TASK BRIEF
Go through the records below line by line. Count the lines with "JSON" and give the count alone.

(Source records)
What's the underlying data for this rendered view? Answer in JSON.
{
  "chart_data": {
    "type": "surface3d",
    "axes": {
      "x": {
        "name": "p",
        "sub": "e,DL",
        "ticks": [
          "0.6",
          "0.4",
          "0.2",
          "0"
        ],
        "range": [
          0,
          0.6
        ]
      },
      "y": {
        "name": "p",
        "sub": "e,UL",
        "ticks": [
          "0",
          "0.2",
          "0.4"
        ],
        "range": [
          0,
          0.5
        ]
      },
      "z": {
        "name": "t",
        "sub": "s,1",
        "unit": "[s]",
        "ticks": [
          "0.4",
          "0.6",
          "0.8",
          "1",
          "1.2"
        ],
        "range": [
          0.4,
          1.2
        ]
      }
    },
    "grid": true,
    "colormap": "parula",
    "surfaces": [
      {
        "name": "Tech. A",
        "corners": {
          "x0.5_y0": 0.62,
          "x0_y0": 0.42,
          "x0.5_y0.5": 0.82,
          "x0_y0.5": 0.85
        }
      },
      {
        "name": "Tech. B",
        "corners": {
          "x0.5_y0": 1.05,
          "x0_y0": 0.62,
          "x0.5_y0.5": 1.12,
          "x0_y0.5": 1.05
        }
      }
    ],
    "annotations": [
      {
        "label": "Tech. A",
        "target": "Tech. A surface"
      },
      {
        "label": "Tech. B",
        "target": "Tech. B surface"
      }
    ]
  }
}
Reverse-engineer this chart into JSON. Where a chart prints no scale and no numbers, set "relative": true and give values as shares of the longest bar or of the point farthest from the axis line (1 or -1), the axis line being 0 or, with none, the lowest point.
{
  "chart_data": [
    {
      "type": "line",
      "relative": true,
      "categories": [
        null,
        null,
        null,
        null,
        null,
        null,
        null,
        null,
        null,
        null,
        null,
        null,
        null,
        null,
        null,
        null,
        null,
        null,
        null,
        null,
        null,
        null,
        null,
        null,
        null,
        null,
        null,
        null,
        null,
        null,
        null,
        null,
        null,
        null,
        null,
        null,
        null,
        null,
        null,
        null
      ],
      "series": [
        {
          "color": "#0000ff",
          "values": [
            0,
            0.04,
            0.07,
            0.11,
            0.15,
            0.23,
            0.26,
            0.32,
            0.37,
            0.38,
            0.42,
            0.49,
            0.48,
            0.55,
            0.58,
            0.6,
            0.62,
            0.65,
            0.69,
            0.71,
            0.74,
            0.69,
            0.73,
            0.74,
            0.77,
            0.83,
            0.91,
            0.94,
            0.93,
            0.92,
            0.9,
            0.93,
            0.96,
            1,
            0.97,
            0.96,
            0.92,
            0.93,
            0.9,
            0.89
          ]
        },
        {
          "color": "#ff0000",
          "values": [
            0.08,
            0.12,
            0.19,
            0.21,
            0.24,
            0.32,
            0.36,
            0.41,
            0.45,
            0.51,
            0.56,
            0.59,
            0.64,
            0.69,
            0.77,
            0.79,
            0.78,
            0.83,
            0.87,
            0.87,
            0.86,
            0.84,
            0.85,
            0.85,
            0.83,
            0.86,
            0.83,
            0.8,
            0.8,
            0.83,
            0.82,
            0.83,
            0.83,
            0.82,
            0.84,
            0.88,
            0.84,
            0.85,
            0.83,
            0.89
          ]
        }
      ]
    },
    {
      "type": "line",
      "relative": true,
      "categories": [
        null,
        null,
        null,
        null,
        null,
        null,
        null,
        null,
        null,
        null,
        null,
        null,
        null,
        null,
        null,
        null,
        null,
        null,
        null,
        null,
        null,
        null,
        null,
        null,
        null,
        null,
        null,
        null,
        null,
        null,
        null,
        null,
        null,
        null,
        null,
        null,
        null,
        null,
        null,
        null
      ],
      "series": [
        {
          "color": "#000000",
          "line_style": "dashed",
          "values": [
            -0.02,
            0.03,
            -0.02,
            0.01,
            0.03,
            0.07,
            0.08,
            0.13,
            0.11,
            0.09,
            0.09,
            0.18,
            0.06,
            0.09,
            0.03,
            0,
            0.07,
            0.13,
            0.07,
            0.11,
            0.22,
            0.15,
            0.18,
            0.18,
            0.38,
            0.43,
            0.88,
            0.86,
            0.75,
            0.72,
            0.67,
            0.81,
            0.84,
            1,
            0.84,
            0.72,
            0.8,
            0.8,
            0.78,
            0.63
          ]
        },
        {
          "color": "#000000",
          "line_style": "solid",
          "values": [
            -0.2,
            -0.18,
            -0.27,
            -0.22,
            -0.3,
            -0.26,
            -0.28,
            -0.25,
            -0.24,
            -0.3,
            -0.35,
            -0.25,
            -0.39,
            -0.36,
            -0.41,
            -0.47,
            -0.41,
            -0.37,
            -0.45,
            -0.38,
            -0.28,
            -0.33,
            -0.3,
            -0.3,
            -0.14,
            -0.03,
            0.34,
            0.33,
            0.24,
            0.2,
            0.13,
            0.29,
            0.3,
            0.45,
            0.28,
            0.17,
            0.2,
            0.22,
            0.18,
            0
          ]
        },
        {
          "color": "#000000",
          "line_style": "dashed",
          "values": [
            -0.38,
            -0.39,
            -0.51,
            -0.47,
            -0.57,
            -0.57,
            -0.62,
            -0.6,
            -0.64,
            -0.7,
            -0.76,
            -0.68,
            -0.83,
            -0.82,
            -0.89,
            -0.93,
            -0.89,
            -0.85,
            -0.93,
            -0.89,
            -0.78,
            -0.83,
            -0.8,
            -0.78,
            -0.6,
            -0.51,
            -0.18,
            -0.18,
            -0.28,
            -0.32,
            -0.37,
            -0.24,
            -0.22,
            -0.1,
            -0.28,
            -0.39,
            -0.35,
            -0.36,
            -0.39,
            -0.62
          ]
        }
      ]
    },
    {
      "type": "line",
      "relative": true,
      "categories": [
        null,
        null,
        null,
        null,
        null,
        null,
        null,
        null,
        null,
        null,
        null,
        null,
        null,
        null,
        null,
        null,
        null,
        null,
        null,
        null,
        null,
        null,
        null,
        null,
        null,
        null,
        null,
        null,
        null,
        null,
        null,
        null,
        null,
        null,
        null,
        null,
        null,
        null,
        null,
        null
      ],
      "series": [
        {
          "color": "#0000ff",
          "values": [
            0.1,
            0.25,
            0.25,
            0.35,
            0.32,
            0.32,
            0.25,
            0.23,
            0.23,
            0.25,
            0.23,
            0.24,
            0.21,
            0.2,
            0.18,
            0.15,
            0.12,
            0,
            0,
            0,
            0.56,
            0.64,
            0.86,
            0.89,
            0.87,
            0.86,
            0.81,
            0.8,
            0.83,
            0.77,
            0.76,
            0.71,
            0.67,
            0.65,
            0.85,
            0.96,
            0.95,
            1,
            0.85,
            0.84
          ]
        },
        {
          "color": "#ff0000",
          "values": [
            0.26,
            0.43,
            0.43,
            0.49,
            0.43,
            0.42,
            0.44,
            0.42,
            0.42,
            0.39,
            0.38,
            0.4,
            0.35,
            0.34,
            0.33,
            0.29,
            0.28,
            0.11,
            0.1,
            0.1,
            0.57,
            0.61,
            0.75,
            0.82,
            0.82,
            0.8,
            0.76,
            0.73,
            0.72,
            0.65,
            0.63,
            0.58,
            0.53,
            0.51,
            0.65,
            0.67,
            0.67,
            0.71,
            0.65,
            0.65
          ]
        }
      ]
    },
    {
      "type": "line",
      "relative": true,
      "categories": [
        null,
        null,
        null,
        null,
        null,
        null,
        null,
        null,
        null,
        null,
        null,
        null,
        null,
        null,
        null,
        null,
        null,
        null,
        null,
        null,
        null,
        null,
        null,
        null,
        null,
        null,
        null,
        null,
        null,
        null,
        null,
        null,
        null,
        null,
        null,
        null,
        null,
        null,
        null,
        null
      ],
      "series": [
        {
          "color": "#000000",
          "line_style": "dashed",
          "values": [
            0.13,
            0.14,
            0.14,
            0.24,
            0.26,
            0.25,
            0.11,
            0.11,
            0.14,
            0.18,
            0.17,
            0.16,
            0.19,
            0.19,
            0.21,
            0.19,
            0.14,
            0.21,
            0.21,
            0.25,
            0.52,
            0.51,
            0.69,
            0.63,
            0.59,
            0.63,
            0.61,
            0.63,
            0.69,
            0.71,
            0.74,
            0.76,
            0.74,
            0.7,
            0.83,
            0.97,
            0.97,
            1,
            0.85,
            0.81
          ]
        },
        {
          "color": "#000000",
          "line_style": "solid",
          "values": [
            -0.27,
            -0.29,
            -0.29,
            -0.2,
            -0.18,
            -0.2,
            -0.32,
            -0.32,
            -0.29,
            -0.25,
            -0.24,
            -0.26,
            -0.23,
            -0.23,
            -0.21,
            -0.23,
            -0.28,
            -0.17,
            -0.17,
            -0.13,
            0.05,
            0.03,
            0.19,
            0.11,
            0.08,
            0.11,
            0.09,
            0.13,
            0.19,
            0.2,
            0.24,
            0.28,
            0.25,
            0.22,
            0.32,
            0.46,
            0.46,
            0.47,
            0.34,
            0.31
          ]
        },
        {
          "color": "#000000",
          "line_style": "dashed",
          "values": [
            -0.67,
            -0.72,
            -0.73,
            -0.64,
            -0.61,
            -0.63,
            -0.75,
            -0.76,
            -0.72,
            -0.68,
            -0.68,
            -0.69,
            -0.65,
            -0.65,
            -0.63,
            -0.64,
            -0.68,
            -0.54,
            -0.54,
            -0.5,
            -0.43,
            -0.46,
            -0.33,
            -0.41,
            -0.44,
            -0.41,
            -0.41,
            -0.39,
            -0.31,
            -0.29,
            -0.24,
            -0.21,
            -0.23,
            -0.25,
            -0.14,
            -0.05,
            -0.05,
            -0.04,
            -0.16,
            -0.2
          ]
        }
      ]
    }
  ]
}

SOLVED EXERCISE
2